>>>>>

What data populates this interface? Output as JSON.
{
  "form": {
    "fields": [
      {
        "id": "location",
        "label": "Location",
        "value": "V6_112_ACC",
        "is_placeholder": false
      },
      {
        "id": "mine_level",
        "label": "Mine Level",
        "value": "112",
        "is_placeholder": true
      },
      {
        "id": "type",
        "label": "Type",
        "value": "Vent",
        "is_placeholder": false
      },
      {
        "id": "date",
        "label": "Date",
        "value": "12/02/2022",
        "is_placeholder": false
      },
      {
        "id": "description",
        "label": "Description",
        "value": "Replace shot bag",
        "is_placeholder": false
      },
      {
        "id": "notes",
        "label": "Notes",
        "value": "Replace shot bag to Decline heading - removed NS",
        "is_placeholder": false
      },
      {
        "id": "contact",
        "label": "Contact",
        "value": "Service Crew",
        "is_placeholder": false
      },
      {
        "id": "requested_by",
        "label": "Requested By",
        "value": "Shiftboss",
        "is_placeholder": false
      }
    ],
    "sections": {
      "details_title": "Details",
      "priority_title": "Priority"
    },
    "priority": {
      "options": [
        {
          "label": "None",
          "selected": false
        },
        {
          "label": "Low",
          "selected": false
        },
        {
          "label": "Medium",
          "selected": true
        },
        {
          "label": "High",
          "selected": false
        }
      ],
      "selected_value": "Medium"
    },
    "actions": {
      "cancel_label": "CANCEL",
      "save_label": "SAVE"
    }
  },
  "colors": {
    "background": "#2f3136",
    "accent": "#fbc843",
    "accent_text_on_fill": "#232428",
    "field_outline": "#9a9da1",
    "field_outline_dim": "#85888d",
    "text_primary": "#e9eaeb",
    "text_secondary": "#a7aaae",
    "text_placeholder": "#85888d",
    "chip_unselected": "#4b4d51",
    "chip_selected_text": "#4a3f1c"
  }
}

<<<<<

Exercise: The whole listing above needs to be written out again exactly.

Solution for this exercise:
What data populates this interface? Output as JSON.
{
  "form": {
    "fields": [
      {
        "id": "location",
        "label": "Location",
        "value": "V6_112_ACC",
        "is_placeholder": false
      },
      {
        "id": "mine_level",
        "label": "Mine Level",
        "value": "112",
        "is_placeholder": true
      },
      {
        "id": "type",
        "label": "Type",
        "value": "Vent",
        "is_placeholder": false
      },
      {
        "id": "date",
        "label": "Date",
        "value": "12/02/2022",
        "is_placeholder": false
      },
      {
        "id": "description",
        "label": "Description",
        "value": "Replace shot bag",
        "is_placeholder": false
      },
      {
        "id": "notes",
        "label": "Notes",
        "value": "Replace shot bag to Decline heading - removed NS",
        "is_placeholder": false
      },
      {
        "id": "contact",
        "label": "Contact",
        "value": "Service Crew",
        "is_placeholder": false
      },
      {
        "id": "requested_by",
        "label": "Requested By",
        "value": "Shiftboss",
        "is_placeholder": false
      }
    ],
    "sections": {
      "details_title": "Details",
      "priority_title": "Priority"
    },
    "priority": {
      "options": [
        {
          "label": "None",
          "selected": false
        },
        {
          "label": "Low",
          "selected": false
        },
        {
          "label": "Medium",
          "selected": true
        },
        {
          "label": "High",
          "selected": false
        }
      ],
      "selected_value": "Medium"
    },
    "actions": {
      "cancel_label": "CANCEL",
      "save_label": "SAVE"
    }
  },
  "colors": {
    "background": "#2f3136",
    "accent": "#fbc843",
    "accent_text_on_fill": "#232428",
    "field_outline": "#9a9da1",
    "field_outline_dim": "#85888d",
    "text_primary": "#e9eaeb",
    "text_secondary": "#a7aaae",
    "text_placeholder": "#85888d",
    "chip_unselected": "#4b4d51",
    "chip_selected_text": "#4a3f1c"
  }
}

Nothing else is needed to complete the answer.